Self-assembled monolayer of poly(o-phenylenediamine)/silver core-shell hybrid-based enzyme-free impedimetric glucose sensor for blood samples

Abstract

A core-shell hybrid of poly(o-phenylenediamine)/silver was prepared by a simple single-step process and self-assembled on a glassy carbon electrode to design an enzyme-free electrochemical glucose sensor. The working electrode was fabricated by self-assembling a dimethyl sulfoxide (DMSO) solution of the prepared hybrid on a glassy carbon electrode. The electrochemical properties of the fabricated electrode were analyzed by cyclic voltammetry (CV) and electrochemical impedance spectroscopy (EIS) in an aqueous potassium chloride electrolyte containing the [Fe(CN)6]3−/4− redox couple. The electrochemical sensing responses towards varying concentrations of glucose were studied by CV and EIS in the same redox electrolyte medium. The poly(o-phenylenediamine)/silver core-shell hybrid-based sensor was found to show a reliable response in the EIS experiment over the CV experiment. By analyzing the EIS sensing responses, the experimental limit of detection was determined to be 10 μL of ∼80 mg per dL glucose solution in 25 mL of 1 (M) KCl electrolyte containing the 10−3 M [Fe(CN)6]3−/4− redox couple with a sensitivity of 298 Ω mg−1 dL cm−2. Excellent selectivity towards glucose was confirmed over various bioactive interfering biomolecules like ascorbic acid, dopamine, uric acid, lactose, fructose and sucrose. The glucose content in the human blood sample was verified by the designed sensor with almost 100% recovery.

## TASK STATEMENT
Answer these questions using the glucose sensor abstract.
1. What kind of electrode was the hybrid self-assembled on?
2. Which of the two techniques, CV or EIS, gave the sensor a more reliable response?
3. What sensitivity is reported for the sensor?

Document structure recognition data

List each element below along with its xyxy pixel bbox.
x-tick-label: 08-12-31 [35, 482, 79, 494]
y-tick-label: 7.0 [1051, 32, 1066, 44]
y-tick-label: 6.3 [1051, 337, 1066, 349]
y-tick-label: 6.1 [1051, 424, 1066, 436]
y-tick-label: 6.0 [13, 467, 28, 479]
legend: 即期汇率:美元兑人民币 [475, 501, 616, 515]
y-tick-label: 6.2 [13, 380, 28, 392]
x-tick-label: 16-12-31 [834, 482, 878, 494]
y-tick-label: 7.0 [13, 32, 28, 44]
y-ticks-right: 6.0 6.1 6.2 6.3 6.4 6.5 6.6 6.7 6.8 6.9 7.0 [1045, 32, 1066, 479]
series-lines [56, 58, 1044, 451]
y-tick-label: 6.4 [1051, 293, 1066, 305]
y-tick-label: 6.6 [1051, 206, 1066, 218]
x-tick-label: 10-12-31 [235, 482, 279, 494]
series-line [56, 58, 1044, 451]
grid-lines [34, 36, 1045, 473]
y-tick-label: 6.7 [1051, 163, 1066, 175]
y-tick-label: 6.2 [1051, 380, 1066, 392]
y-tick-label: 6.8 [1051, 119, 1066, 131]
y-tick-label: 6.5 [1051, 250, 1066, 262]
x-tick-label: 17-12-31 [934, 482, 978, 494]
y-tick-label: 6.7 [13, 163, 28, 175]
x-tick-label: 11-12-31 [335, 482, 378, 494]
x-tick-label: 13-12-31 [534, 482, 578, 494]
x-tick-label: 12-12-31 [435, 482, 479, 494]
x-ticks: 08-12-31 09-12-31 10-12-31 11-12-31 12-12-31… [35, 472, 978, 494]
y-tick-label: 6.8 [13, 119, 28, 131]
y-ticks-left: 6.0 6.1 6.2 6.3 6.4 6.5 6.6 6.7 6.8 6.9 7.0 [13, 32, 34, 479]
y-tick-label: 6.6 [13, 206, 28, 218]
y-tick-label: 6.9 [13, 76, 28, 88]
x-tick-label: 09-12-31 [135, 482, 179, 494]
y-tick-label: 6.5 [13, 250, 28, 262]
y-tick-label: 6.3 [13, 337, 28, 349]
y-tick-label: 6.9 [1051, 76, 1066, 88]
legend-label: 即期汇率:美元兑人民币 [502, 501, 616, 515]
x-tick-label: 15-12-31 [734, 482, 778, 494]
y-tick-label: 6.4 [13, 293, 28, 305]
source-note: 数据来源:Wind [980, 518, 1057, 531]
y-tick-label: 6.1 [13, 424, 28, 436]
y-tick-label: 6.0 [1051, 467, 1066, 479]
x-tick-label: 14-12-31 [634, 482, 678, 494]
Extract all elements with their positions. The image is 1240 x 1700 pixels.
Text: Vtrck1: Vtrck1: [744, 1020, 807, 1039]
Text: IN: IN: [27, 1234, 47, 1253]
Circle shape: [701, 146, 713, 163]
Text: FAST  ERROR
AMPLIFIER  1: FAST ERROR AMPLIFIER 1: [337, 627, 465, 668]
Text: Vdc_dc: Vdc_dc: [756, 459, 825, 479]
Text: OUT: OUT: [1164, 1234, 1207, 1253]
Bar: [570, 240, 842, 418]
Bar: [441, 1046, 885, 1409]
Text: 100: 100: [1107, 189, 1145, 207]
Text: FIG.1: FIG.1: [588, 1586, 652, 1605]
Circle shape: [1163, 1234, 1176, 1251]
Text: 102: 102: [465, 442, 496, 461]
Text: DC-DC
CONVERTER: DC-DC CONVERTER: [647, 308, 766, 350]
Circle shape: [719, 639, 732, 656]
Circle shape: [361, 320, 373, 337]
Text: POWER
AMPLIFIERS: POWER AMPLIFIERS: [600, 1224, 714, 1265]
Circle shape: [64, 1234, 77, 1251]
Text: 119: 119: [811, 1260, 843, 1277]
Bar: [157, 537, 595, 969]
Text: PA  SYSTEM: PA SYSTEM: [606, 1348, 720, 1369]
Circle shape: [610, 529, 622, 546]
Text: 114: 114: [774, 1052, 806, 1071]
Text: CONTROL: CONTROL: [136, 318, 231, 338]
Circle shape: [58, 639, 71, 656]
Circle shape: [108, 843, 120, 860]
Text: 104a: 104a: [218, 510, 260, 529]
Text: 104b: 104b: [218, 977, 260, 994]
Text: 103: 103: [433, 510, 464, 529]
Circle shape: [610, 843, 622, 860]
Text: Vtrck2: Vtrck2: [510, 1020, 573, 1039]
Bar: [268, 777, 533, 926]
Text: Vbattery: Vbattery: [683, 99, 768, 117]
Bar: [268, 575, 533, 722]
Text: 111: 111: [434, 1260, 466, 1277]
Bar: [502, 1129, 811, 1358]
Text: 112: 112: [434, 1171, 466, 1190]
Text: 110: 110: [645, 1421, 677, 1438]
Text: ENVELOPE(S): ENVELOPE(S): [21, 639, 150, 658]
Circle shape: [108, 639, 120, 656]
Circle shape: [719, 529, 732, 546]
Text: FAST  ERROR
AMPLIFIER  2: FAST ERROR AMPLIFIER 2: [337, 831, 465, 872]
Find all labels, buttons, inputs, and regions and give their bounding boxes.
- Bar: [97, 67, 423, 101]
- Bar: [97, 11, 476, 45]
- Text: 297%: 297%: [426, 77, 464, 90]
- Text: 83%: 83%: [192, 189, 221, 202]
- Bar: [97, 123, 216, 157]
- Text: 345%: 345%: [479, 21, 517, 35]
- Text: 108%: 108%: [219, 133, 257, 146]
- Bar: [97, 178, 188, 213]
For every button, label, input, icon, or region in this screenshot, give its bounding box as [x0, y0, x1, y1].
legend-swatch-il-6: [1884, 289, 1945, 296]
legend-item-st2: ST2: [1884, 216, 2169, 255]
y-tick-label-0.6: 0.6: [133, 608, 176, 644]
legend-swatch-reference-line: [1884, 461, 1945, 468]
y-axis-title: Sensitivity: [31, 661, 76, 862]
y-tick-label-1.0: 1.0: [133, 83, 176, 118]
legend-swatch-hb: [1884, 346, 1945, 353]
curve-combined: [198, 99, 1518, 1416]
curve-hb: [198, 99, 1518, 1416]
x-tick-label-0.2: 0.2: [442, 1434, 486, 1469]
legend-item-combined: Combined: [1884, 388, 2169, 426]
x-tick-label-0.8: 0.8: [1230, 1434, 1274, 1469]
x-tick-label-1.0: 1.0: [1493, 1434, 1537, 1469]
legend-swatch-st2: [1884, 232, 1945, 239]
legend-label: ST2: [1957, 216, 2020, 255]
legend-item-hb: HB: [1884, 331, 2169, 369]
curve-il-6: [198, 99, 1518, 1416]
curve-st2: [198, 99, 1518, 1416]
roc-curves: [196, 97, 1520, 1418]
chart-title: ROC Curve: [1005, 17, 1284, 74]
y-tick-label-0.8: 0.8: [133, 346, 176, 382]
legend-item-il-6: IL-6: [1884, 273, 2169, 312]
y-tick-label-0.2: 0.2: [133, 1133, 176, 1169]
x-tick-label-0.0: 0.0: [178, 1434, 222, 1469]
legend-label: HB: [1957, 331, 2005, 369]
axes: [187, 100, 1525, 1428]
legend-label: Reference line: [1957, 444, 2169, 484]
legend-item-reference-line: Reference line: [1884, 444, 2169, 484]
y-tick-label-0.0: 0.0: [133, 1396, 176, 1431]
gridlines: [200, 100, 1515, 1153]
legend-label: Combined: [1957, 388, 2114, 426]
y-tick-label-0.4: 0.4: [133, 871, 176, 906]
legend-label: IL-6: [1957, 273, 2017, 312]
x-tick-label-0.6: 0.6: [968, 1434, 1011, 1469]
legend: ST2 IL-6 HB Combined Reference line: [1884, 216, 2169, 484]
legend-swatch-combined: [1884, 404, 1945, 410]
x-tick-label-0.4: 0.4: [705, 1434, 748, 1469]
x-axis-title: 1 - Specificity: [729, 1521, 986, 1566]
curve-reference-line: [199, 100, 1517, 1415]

## ANSWER BOX
1. A glassy carbon electrode.
2. EIS (electrochemical impedance spectroscopy).
3. 298 Ω mg−1 dL cm−2.